■ What is asked:
A: From the article about Big Ben's market, return the part that opens with the words containing "The prospects are" and closes with "to the market.".
B: Answer these questions using the article about Big Ben's market:
(i) For how many years has Nick Salem owned the market?
(ii) In what month and year did a fire engulf the store?
(iii) Since what year has Mr. Salem owned liquor stores, grocery stores, and gas stations in San Diego?
C: Write what comes next in the article about Big Ben's market, starting from the end of its final sentence.

■ Source passage:
— begin —
The prospects are already popping up. In fact, one venue has already taken the initiative to bring Craft Beer. Recently remodeled market “Big Ben’s” has been a part of the city for many years. Over the last 13 years it has been under the ownership of local businessman Nick Salem. I had a chance to speak to Mr. Salem on the outdoor patio of the grill restaurant attached to the market.
“I have owned liquor stores, grocery stores, and gas stations in San Diego since 1992. During that time I have seen the rise of craft beer in San Diego. Seeing how craft has grown, how customers desires have changed I had the idea that National City better. Craft Beer. Biodynamic wines. Better looking stores. Better ideas. So, we took charge and started this.” (Gesturing to the newly remodeled market) Bad luck hit the Salem family in July of 2013 when a fire engulfed the store. “I had a choice.” Said Mr. Salem, who continued. “We could rebuild or we could grow. Instead of rebuilding we decided to go first class. We have been in business long enough to know the concept would work, so, we put our money where our mouth is. The concept, aside from having craft beer and biodynamic wines, is to have a place in National City where people can buy organic produce, groceries, dairy, grass fed beef, healthy products. It is a one stop shop for people who want natural and organic products, the first of its kind in National City. We learned the value of these products, we teach our staff about the value of these products, and our customers learn the value of the products. We believe that if we accomplish this we will help people to learn and understand how what we are doing is good for them.”
— end —
■ Provided information:
— begin —
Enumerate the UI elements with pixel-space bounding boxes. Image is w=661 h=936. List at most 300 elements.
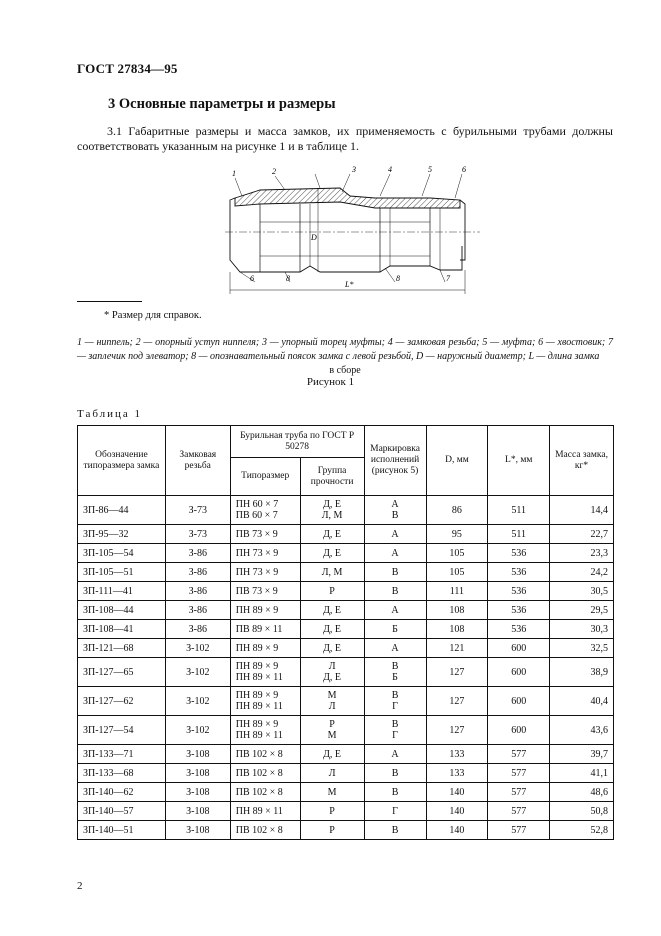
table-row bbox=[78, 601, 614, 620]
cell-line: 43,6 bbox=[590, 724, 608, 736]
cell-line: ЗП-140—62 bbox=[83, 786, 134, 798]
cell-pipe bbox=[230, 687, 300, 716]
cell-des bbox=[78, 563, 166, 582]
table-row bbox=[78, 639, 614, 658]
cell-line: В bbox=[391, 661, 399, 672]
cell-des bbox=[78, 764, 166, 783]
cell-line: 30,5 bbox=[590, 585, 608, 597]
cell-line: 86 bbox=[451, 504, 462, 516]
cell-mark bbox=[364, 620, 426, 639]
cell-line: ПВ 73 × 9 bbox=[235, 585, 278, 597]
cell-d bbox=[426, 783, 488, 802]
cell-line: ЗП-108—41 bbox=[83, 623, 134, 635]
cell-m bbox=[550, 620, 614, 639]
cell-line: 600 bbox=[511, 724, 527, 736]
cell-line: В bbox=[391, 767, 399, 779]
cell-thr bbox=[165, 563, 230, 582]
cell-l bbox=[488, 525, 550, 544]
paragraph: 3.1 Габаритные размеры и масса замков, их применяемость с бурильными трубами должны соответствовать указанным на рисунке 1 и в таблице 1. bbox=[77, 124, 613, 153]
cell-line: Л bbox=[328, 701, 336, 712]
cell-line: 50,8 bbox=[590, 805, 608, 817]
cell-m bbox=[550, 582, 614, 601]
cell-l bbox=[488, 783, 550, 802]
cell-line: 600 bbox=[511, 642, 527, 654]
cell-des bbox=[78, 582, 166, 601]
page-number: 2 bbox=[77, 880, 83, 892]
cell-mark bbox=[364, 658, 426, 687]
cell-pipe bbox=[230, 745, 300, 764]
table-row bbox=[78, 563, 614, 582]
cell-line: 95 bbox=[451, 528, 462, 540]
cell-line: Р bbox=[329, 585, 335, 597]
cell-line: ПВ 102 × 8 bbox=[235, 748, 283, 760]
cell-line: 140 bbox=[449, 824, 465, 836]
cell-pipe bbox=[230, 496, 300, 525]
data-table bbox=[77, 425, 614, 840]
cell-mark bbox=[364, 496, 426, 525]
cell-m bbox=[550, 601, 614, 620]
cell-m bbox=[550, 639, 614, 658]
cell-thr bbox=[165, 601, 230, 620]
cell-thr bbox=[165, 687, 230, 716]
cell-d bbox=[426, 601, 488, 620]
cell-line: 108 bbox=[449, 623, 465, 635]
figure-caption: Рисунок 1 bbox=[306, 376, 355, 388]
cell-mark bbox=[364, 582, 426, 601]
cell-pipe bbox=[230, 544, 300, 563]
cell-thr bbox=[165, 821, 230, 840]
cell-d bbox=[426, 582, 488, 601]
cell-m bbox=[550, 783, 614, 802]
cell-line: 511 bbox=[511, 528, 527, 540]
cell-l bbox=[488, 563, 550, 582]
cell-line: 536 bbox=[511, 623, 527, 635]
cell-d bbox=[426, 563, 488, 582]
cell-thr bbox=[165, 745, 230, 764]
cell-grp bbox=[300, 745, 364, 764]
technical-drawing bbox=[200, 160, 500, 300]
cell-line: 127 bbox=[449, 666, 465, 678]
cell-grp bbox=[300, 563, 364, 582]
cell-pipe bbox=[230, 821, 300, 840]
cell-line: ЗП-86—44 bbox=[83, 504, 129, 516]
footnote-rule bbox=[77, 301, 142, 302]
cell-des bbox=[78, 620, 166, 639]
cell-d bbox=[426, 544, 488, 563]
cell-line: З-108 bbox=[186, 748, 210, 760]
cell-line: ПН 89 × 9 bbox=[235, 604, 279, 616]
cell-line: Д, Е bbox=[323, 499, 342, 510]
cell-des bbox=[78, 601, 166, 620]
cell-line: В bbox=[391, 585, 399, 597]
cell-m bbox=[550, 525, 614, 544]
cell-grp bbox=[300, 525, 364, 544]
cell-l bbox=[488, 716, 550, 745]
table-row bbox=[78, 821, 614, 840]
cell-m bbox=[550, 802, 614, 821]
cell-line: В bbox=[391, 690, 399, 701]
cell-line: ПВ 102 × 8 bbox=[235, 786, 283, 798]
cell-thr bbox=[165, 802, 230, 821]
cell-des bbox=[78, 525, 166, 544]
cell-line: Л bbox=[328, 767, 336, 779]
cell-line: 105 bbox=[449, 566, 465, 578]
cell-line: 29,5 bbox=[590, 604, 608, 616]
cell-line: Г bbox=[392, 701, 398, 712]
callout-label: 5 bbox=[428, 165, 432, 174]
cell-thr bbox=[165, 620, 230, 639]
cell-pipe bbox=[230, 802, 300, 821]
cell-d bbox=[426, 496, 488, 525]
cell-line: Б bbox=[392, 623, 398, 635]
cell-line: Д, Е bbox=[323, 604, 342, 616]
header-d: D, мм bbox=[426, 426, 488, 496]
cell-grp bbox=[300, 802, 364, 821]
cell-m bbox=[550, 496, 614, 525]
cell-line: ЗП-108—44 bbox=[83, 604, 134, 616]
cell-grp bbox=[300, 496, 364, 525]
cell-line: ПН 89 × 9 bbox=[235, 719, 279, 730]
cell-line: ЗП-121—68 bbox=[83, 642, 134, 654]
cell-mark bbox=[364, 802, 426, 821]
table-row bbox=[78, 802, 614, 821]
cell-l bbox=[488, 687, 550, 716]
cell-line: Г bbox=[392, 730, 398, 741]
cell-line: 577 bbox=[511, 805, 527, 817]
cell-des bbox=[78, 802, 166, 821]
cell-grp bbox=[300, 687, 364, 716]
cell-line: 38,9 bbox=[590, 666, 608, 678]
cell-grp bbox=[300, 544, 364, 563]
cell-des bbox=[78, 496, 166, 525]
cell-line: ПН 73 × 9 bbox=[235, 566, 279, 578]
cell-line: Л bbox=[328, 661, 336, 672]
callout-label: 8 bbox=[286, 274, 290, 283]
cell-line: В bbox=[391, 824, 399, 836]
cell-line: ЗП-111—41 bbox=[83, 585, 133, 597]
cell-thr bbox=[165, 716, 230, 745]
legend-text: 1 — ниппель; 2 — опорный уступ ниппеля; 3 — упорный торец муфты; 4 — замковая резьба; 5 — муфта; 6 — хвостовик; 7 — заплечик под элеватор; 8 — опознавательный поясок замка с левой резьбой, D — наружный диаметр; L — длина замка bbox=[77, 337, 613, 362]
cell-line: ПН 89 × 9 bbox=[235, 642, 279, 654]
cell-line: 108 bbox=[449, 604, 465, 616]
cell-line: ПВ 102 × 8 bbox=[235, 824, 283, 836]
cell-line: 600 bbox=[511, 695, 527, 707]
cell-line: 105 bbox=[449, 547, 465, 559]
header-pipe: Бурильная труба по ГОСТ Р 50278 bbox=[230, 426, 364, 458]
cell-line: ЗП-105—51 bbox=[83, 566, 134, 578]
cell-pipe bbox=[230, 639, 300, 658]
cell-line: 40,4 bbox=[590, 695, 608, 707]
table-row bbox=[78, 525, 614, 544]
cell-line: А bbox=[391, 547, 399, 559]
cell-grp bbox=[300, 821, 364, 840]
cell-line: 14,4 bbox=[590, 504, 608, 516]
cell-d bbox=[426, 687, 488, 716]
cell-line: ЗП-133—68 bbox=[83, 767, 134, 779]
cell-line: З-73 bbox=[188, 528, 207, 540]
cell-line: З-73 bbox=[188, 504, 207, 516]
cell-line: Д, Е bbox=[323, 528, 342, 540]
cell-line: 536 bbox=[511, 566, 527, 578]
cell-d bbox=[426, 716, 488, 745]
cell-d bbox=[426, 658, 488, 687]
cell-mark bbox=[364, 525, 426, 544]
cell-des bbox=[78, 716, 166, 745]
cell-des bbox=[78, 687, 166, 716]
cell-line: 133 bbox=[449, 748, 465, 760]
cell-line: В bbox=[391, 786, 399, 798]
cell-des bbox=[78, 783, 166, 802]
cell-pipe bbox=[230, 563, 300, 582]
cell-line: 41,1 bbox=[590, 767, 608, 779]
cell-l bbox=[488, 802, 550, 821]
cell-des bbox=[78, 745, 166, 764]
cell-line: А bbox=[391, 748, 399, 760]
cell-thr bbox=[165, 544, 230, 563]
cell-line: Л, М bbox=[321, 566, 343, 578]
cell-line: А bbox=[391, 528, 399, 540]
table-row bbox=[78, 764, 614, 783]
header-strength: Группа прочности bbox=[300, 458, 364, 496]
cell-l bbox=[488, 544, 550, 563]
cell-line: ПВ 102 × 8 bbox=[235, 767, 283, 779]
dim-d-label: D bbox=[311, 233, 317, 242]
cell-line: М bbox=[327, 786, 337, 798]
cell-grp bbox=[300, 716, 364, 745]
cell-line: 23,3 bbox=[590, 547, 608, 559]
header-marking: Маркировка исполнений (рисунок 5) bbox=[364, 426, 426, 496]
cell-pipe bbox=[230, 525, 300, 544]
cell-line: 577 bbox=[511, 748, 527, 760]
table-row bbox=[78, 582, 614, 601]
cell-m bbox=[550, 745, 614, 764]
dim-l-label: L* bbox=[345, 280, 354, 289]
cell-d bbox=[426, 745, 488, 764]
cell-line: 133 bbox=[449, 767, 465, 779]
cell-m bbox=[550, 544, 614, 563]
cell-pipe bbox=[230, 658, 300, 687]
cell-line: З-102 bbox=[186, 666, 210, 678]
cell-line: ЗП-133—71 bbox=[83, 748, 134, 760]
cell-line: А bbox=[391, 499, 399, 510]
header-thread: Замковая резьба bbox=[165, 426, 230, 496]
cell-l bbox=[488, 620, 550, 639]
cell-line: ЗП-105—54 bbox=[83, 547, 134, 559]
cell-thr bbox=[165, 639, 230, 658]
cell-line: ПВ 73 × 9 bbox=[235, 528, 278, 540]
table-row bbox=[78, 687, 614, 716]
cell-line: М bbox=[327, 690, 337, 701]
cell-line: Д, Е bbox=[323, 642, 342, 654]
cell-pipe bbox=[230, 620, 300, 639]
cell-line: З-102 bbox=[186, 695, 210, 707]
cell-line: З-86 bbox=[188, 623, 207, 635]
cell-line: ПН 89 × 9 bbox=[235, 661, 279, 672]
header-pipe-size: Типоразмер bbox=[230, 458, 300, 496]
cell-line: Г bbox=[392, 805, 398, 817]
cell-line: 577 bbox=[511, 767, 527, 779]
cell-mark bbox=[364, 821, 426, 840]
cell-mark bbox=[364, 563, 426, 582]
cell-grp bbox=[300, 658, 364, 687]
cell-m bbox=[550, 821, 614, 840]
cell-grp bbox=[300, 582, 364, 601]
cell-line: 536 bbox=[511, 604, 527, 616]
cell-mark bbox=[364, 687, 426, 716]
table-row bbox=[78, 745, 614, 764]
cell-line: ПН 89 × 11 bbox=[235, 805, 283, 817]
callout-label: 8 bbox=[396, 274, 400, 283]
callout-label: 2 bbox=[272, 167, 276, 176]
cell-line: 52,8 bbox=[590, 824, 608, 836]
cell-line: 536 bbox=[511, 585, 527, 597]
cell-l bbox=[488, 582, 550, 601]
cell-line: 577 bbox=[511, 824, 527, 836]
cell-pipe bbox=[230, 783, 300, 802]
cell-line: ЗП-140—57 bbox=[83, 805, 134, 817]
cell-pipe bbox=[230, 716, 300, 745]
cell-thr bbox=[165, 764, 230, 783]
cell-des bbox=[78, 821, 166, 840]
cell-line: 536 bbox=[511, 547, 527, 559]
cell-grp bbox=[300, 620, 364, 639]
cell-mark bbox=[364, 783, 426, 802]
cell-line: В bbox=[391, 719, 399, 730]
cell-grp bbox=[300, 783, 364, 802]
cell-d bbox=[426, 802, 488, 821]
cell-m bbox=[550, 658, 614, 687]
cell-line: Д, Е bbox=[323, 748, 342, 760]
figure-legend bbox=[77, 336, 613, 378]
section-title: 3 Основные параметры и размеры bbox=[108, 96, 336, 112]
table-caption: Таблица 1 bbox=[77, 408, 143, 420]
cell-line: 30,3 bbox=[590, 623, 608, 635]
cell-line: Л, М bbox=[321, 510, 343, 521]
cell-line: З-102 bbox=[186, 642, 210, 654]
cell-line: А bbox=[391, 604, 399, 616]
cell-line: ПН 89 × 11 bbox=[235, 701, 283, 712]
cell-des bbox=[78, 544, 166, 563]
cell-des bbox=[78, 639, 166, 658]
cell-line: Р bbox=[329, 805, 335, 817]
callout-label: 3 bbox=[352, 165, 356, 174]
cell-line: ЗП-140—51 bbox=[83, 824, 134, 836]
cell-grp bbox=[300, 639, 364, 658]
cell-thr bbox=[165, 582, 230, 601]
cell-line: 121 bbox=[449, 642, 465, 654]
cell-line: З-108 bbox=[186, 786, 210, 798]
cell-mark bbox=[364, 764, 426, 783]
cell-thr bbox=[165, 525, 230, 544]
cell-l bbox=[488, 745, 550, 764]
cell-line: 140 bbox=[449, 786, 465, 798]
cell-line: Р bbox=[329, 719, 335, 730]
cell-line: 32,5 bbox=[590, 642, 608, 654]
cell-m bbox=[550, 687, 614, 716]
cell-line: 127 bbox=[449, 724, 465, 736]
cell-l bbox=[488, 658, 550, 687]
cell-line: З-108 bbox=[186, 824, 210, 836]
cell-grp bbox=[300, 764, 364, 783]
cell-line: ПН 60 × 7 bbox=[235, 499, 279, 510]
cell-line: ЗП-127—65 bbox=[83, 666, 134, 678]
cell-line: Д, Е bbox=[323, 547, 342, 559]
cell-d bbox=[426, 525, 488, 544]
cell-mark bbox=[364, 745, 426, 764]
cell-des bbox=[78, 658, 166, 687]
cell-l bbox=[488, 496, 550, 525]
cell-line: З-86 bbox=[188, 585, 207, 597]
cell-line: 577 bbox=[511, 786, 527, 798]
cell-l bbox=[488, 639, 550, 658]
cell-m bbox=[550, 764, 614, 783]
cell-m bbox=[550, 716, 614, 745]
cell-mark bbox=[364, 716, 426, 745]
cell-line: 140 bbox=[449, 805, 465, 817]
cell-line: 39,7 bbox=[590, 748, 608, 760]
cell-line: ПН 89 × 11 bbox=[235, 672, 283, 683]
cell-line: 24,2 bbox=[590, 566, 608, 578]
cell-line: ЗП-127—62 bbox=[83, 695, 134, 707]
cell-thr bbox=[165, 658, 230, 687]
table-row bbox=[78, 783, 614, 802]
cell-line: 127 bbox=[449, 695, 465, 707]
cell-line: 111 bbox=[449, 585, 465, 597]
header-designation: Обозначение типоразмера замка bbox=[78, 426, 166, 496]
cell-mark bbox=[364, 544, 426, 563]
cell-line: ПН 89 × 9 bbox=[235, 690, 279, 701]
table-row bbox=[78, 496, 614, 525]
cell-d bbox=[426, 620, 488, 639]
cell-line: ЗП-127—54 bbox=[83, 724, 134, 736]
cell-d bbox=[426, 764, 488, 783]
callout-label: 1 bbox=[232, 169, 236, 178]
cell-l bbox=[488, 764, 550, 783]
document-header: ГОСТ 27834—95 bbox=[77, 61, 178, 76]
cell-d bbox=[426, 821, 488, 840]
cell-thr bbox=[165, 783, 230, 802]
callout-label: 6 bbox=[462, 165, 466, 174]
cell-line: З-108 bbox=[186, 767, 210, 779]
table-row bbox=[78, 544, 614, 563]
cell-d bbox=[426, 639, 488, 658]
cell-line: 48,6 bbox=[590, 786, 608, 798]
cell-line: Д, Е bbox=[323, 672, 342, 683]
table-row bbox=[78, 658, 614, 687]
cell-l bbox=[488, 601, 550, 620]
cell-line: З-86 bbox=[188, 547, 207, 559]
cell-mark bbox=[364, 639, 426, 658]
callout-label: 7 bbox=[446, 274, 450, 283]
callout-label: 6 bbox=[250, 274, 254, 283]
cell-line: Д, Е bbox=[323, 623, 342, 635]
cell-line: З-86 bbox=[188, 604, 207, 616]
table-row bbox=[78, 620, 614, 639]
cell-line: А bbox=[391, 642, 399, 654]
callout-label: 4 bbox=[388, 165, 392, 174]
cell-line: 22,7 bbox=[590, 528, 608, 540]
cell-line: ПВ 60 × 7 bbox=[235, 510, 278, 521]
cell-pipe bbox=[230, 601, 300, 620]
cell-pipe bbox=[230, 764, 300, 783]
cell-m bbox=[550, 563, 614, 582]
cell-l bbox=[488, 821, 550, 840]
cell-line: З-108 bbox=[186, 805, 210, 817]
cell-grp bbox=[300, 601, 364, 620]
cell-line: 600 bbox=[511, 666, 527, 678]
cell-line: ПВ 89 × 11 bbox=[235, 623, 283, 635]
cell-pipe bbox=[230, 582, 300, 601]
— end —
■ Answers to each task:
A:
The prospects are already popping up. In fact, one venue has already taken the initiative to bring Craft Beer. Recently remodeled market “Big Ben’s” has been a part of the city for many years. Over the last 13 years it has been under the ownership of local businessman Nick Salem. I had a chance to speak to Mr. Salem on the outdoor patio of the grill restaurant attached to the market.

B:
(i) 13 years
(ii) July of 2013
(iii) 1992

C:
The final question I had for Mr. Salem was simple ‘Why put craft beer on the shelves?’
“Having craft beer on the shelf helps get people in. They get excited about the beer, have access to it, come in for it, and then they look around and see what else we have. I’m excited because I’m my own customer. I want organic food, craft beer, healthy options. I want people to have access to what I would expect for myself and my family.” With an open minded community, supportive leadership, the interest of a world class educational institute, and initiative being taken by local business people National City is on the verge of a renaissance. What shape will it take? It is too soon to know. What is known, however, is that it is an untapped resource where opportunities abound. Given the emerging trends the real question, at this point in time, is this: who will take that leap of faith and bring craft beer to National City in a big way?
Gonzalo J. Quintero, Ed.D.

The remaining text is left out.